▶ **Required task**:
Transcribe every record that appears below, exactly and in full.

(Data entries for graphics)
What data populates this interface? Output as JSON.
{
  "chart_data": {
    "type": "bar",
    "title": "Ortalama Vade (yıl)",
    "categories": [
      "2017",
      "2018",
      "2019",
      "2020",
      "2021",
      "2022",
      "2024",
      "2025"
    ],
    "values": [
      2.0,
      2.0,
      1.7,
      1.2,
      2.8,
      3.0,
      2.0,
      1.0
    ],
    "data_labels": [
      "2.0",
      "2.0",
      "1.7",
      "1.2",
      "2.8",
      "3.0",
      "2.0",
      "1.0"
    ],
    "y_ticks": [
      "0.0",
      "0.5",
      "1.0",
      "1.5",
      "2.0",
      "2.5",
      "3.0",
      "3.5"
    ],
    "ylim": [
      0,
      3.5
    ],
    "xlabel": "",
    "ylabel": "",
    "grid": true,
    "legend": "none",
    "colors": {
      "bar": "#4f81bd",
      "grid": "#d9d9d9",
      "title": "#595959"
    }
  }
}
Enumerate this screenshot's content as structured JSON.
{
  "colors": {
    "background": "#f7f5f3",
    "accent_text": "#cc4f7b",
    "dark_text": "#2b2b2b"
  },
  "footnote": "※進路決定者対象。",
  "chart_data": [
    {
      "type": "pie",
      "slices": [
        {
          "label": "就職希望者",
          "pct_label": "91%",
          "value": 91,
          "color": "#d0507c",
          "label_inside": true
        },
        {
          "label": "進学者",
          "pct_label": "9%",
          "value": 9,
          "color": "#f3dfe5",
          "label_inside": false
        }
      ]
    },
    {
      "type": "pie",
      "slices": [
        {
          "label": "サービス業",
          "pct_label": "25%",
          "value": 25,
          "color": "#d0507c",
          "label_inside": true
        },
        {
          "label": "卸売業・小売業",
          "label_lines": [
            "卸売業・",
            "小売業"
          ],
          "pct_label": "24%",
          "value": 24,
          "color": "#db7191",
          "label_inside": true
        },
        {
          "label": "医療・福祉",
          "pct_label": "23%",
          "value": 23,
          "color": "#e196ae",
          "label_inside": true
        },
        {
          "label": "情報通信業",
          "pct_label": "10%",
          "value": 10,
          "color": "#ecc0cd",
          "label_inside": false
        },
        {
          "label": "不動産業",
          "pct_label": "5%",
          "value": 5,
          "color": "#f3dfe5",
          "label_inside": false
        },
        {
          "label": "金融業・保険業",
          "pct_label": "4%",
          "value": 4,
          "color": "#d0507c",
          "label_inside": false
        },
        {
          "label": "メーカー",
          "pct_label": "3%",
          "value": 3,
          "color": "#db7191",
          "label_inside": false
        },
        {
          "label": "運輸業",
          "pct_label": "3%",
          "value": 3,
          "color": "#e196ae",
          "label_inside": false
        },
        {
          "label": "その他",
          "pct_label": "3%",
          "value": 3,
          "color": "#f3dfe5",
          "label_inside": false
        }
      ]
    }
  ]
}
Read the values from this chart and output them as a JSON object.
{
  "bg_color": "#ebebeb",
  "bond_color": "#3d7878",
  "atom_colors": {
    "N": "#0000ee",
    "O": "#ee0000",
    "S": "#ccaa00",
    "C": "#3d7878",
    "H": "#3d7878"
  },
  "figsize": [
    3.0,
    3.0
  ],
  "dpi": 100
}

▶ **Answer to this exercise**:
What data populates this interface? Output as JSON.
{
  "chart_data": {
    "type": "bar",
    "title": "Ortalama Vade (yıl)",
    "categories": [
      "2017",
      "2018",
      "2019",
      "2020",
      "2021",
      "2022",
      "2024",
      "2025"
    ],
    "values": [
      2.0,
      2.0,
      1.7,
      1.2,
      2.8,
      3.0,
      2.0,
      1.0
    ],
    "data_labels": [
      "2.0",
      "2.0",
      "1.7",
      "1.2",
      "2.8",
      "3.0",
      "2.0",
      "1.0"
    ],
    "y_ticks": [
      "0.0",
      "0.5",
      "1.0",
      "1.5",
      "2.0",
      "2.5",
      "3.0",
      "3.5"
    ],
    "ylim": [
      0,
      3.5
    ],
    "xlabel": "",
    "ylabel": "",
    "grid": true,
    "legend": "none",
    "colors": {
      "bar": "#4f81bd",
      "grid": "#d9d9d9",
      "title": "#595959"
    }
  }
}
Enumerate this screenshot's content as structured JSON.
{
  "colors": {
    "background": "#f7f5f3",
    "accent_text": "#cc4f7b",
    "dark_text": "#2b2b2b"
  },
  "footnote": "※進路決定者対象。",
  "chart_data": [
    {
      "type": "pie",
      "slices": [
        {
          "label": "就職希望者",
          "pct_label": "91%",
          "value": 91,
          "color": "#d0507c",
          "label_inside": true
        },
        {
          "label": "進学者",
          "pct_label": "9%",
          "value": 9,
          "color": "#f3dfe5",
          "label_inside": false
        }
      ]
    },
    {
      "type": "pie",
      "slices": [
        {
          "label": "サービス業",
          "pct_label": "25%",
          "value": 25,
          "color": "#d0507c",
          "label_inside": true
        },
        {
          "label": "卸売業・小売業",
          "label_lines": [
            "卸売業・",
            "小売業"
          ],
          "pct_label": "24%",
          "value": 24,
          "color": "#db7191",
          "label_inside": true
        },
        {
          "label": "医療・福祉",
          "pct_label": "23%",
          "value": 23,
          "color": "#e196ae",
          "label_inside": true
        },
        {
          "label": "情報通信業",
          "pct_label": "10%",
          "value": 10,
          "color": "#ecc0cd",
          "label_inside": false
        },
        {
          "label": "不動産業",
          "pct_label": "5%",
          "value": 5,
          "color": "#f3dfe5",
          "label_inside": false
        },
        {
          "label": "金融業・保険業",
          "pct_label": "4%",
          "value": 4,
          "color": "#d0507c",
          "label_inside": false
        },
        {
          "label": "メーカー",
          "pct_label": "3%",
          "value": 3,
          "color": "#db7191",
          "label_inside": false
        },
        {
          "label": "運輸業",
          "pct_label": "3%",
          "value": 3,
          "color": "#e196ae",
          "label_inside": false
        },
        {
          "label": "その他",
          "pct_label": "3%",
          "value": 3,
          "color": "#f3dfe5",
          "label_inside": false
        }
      ]
    }
  ]
}
Read the values from this chart and output them as a JSON object.
{
  "bg_color": "#ebebeb",
  "bond_color": "#3d7878",
  "atom_colors": {
    "N": "#0000ee",
    "O": "#ee0000",
    "S": "#ccaa00",
    "C": "#3d7878",
    "H": "#3d7878"
  },
  "figsize": [
    3.0,
    3.0
  ],
  "dpi": 100
}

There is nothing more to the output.